JOBS:
1: Say whether each statement agrees with the personal text about the writer's parents. Answer yes or no for each, quoting the deciding words from that text: (a) The writer was allowed to be on the computer at the time of writing. (b) The police phoned the writer's parents after the writer left for school. (c) The writer's mother describes herself as a difficult child.
2: Write a continuation of the personal text about the writer's parents, starting after its final sentence.

SELECTED TEXT:

━━━

I hope all that I'm saying doesn't make you hate my parents. I mean, they're awesome people. And....... I'm kind of the unobedient kid that every parent could do without. So they're trying their best. And sometimes they piss me off because my mother doesn't remember what it's like to be my age, and always goes on about how she was the most innocent and perfect child and everyone loved her. So all I have is my father, who wouldn't understand being a girl.
So you know. I'm kind of alone.
Anyway. I'm sure you could care less about crap like this... but I had to get it out of my system.
I'm not supposed to be on the computer right now. So I suppose I better dash.
SO..... According to my parents, I'm basically a good-for-nothing dumbass who has not and will not do anything to make them proud. That's right, folks. Ya heard it here first.
I'm not even sure what I did, but my house has an alarm system, you know? And I'm supposed to turn the alarm on every morning when I leave for school. Well. I guess I stayed in the house too long after I set the alarm so after I left, the police called my parents and my mother had to go home. See, I didn't even know that could happen. But they GOTTA blame SOME BODY, right?

━━━

DATA ROWS:
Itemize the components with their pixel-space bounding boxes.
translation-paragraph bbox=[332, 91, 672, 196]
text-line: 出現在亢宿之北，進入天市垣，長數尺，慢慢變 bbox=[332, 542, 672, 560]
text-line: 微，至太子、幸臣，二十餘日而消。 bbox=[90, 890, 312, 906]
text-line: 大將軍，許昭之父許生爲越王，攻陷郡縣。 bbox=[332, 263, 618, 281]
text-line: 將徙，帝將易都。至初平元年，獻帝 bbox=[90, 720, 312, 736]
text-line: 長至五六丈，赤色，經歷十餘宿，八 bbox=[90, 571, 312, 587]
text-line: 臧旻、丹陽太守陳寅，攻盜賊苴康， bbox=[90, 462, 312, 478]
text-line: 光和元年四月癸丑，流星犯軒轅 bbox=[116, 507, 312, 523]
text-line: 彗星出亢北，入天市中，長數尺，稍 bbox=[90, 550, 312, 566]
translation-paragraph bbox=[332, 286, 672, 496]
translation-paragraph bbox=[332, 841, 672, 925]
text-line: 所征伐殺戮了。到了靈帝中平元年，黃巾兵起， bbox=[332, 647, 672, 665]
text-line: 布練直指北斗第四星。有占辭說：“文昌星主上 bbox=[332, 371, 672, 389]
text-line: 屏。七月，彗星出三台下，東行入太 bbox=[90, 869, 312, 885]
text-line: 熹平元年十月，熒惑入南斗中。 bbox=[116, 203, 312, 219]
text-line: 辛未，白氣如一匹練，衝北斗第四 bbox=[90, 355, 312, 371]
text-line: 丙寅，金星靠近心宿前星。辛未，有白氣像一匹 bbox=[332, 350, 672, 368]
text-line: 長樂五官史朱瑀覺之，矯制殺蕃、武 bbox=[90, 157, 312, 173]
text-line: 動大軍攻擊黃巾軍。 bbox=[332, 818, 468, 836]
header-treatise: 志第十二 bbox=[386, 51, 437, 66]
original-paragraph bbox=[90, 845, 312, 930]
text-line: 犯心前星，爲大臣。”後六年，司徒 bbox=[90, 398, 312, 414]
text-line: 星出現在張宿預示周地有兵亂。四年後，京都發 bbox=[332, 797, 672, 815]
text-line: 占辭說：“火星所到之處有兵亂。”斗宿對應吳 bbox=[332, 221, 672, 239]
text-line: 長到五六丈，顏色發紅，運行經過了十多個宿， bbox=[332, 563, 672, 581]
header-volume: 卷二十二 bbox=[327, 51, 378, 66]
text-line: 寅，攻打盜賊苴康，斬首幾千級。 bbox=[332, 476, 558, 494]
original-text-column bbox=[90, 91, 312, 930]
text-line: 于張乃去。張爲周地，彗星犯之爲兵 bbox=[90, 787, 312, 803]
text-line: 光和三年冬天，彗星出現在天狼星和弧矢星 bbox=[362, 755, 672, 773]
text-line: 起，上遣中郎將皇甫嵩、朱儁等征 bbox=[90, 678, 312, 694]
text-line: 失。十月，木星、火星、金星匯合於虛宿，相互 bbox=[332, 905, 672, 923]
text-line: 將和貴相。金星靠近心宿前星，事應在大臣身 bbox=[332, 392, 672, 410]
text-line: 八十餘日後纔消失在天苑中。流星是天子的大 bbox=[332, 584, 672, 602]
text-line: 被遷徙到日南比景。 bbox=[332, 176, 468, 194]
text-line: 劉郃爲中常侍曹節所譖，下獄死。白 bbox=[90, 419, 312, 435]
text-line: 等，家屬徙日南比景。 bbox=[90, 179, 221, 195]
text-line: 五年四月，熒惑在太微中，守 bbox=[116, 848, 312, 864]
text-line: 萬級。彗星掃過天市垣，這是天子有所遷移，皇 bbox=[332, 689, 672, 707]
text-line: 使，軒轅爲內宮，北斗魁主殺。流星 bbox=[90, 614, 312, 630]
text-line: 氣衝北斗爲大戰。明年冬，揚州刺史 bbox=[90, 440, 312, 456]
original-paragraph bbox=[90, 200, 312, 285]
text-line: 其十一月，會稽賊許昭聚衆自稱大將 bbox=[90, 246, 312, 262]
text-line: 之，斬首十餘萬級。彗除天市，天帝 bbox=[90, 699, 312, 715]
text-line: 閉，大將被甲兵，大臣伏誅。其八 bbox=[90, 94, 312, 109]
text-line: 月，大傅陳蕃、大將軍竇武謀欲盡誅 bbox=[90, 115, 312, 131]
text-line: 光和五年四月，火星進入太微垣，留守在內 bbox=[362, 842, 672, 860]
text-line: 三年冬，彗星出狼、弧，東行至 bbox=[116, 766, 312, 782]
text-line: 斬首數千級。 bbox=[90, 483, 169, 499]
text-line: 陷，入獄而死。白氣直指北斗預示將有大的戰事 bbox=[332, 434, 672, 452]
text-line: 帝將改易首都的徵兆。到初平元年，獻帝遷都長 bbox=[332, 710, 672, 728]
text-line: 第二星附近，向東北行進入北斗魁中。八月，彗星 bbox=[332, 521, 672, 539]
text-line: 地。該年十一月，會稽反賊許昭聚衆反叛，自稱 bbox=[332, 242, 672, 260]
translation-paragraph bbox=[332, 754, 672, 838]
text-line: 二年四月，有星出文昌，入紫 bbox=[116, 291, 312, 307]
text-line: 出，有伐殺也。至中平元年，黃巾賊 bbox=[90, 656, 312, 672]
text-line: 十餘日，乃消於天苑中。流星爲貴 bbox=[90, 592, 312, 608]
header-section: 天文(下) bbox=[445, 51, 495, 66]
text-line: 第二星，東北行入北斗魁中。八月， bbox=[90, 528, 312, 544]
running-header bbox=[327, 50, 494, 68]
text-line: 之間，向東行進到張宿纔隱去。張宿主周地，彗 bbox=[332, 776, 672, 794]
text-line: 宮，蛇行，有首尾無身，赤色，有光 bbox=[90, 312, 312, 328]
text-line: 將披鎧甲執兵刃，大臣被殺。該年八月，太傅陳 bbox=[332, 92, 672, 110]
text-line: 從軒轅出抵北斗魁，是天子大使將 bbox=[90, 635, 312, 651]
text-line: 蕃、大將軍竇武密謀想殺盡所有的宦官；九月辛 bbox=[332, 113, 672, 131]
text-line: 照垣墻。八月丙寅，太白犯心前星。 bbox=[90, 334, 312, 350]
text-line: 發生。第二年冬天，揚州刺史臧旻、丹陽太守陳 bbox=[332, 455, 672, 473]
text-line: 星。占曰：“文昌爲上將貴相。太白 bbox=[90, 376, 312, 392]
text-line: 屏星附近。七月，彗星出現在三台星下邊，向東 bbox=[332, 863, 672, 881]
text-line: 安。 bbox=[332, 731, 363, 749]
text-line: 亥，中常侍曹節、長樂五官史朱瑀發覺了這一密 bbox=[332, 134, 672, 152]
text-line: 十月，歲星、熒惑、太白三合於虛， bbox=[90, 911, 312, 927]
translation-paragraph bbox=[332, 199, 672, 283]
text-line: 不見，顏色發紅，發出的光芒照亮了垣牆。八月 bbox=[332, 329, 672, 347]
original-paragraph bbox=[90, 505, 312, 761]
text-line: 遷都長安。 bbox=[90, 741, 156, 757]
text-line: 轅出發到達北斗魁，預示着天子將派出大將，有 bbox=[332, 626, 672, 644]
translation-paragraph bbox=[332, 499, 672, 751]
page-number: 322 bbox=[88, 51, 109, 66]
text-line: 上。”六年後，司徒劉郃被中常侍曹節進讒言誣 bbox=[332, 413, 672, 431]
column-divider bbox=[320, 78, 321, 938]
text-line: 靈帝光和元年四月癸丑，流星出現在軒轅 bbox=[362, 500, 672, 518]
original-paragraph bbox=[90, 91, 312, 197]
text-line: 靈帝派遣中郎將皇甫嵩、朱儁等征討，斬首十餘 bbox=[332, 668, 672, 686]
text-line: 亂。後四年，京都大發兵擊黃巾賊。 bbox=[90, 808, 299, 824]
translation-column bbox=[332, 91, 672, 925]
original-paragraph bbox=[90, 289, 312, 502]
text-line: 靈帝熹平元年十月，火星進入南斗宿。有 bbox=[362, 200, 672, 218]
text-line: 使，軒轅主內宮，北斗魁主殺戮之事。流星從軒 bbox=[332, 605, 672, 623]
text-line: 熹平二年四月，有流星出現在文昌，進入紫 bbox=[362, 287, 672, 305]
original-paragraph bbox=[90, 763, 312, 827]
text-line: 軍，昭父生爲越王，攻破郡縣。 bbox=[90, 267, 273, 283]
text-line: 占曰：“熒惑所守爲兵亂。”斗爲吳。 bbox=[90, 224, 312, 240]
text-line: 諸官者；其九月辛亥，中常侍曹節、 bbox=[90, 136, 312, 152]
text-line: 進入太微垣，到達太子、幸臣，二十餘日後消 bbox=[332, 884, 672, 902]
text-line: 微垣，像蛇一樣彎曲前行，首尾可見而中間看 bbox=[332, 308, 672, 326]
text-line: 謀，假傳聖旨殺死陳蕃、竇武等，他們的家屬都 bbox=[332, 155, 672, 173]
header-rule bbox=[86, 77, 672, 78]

━━━

RESPONSE LIST:
1:
(a) No: "I'm not supposed to be on the computer right now."
(b) Yes: "after I left, the police called my parents and my mother had to go home."
(c) No: "always goes on about how she was the most innocent and perfect child and everyone loved her."

2:
And last night, we all had a big arguement about how I never do anything they tell me to, and I suppose the whole "alarm" thing was the last straw. Cause. You know. Nyssa meant to ruin everything on purpose.
It kind of all started when I forgot to say "hi" to father when he walks in the door. I don't see how it's such a big deal, but to mother, it is. She "doesn't see how ANYBODY couldn't notice someone coming in the door", but she still doesn't know by now that I'm not a very focused person and I could just sit there and block out everything around me. Which is what I've been doing all of my life.
Tonight, we're going to have a "talk", and they're going to limit my chatting to only on weekends and I can't be on the phone and so basically, all they want me to do is do the dishes, the laundry, my homework, clean the house, and practice piano.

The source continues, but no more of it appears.